_Given request_
Extract all lines from the data beneath that include the word "JSON".

(Items listed in a dataset)
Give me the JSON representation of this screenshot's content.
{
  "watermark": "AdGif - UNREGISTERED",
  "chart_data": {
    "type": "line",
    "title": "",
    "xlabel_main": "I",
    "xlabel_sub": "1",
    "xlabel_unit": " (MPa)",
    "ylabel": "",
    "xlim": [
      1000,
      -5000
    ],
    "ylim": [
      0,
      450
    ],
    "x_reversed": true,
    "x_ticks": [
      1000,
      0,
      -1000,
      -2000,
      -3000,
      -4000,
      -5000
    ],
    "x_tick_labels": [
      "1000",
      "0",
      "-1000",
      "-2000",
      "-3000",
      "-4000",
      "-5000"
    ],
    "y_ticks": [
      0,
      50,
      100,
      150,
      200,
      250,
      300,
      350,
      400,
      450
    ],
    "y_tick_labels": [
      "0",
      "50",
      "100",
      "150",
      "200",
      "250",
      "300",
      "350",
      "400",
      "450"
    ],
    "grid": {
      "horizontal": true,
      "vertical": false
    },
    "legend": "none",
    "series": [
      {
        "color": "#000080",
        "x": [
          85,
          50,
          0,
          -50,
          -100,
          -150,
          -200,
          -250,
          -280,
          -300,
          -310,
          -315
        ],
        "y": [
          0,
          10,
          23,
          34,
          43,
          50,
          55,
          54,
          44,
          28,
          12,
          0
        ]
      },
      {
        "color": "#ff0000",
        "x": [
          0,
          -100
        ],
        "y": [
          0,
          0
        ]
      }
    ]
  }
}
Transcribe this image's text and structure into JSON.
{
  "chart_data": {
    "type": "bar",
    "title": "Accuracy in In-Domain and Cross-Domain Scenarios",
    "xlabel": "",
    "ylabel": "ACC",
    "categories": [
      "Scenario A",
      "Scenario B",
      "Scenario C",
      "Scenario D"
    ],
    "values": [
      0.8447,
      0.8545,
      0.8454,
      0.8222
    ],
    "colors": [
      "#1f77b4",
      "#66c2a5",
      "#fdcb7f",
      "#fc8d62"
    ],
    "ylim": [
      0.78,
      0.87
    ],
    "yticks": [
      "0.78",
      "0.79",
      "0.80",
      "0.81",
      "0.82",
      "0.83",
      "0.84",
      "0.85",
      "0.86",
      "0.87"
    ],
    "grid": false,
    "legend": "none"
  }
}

_Answer to this problem_
Give me the JSON representation of this screenshot's content.
Transcribe this image's text and structure into JSON.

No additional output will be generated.